* _Aim of the exercise_: Scan the entries below and report only how many lines contain "Počet".

Recorded data:
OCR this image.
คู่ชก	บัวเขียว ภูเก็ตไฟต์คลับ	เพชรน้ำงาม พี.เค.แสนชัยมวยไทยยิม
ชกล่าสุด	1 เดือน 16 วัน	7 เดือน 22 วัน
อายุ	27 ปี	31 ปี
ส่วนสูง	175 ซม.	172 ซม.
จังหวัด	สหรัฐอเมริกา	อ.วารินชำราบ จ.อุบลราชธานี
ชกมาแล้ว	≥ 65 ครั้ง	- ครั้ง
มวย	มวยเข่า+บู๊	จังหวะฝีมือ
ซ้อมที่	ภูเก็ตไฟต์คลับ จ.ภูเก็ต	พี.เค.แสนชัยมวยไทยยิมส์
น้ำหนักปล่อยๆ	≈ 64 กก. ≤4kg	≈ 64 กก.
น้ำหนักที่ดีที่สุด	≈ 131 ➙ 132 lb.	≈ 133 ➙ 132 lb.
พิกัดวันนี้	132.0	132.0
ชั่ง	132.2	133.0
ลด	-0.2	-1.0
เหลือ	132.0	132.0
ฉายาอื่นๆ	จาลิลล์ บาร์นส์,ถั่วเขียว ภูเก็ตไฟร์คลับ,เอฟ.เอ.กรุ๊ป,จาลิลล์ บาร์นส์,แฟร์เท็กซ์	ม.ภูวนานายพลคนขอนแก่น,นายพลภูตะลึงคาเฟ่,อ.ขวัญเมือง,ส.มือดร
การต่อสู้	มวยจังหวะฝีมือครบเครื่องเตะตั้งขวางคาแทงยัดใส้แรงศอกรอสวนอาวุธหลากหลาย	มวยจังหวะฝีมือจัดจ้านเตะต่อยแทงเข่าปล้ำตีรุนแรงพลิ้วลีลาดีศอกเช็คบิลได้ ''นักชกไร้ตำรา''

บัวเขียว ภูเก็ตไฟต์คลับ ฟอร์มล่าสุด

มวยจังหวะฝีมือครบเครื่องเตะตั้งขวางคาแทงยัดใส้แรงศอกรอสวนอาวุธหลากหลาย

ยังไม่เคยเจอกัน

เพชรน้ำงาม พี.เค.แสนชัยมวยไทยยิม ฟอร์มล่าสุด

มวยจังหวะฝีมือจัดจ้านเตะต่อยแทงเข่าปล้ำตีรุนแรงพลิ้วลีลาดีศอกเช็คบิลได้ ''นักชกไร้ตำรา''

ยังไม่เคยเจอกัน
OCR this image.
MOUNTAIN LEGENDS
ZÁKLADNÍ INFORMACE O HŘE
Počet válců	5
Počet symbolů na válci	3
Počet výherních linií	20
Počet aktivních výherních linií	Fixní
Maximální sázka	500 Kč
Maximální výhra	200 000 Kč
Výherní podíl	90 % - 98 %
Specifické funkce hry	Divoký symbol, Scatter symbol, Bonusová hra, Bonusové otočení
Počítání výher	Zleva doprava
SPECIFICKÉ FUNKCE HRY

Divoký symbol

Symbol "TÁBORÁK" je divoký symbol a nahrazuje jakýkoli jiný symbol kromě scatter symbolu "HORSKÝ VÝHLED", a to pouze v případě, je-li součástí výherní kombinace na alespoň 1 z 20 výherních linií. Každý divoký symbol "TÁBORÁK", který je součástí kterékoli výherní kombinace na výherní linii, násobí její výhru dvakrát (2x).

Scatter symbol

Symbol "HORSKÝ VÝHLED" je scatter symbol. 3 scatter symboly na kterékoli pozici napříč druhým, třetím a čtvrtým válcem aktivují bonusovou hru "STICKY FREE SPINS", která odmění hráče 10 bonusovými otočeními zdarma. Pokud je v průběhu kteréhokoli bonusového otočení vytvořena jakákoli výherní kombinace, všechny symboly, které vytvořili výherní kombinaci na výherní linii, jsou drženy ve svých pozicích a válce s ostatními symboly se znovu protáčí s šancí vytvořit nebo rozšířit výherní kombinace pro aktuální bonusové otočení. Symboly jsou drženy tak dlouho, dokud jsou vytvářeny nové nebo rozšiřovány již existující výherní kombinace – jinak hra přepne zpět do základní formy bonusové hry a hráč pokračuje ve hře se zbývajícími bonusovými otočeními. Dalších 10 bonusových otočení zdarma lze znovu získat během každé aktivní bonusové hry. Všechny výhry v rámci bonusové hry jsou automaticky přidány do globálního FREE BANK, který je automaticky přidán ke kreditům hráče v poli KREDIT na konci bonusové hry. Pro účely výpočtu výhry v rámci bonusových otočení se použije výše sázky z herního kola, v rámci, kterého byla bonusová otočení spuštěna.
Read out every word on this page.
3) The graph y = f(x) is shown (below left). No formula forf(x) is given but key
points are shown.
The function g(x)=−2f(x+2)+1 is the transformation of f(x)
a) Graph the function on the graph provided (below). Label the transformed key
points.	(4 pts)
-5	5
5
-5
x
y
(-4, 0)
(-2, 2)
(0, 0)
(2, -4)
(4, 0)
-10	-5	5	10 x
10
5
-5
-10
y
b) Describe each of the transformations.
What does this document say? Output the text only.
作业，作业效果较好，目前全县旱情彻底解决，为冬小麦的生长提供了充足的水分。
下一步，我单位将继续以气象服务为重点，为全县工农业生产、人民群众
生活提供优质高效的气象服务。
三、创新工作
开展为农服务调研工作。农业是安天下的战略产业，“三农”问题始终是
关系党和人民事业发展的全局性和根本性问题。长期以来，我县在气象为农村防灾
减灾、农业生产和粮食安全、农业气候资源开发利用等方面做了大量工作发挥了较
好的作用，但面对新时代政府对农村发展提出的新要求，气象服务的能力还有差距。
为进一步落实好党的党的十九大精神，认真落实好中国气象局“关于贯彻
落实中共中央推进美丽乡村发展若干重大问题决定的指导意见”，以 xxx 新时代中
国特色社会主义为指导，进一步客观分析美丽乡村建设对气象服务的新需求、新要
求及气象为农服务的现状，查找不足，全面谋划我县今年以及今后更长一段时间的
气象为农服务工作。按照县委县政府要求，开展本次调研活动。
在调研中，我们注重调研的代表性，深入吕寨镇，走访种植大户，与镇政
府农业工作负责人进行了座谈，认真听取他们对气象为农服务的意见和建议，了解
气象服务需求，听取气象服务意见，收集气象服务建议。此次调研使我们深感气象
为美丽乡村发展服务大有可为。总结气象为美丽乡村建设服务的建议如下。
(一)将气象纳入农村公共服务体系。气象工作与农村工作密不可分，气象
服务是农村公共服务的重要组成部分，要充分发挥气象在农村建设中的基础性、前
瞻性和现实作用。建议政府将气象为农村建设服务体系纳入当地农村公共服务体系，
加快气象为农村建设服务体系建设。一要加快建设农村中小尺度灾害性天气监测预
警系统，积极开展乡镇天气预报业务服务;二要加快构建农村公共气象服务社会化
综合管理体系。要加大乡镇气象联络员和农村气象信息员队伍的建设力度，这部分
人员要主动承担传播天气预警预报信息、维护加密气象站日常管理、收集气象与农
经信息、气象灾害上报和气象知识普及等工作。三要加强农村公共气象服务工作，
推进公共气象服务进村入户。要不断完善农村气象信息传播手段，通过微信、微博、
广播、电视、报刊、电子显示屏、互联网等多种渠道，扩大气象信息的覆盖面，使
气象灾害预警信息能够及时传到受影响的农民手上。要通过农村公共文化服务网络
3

* _Completed task_: 4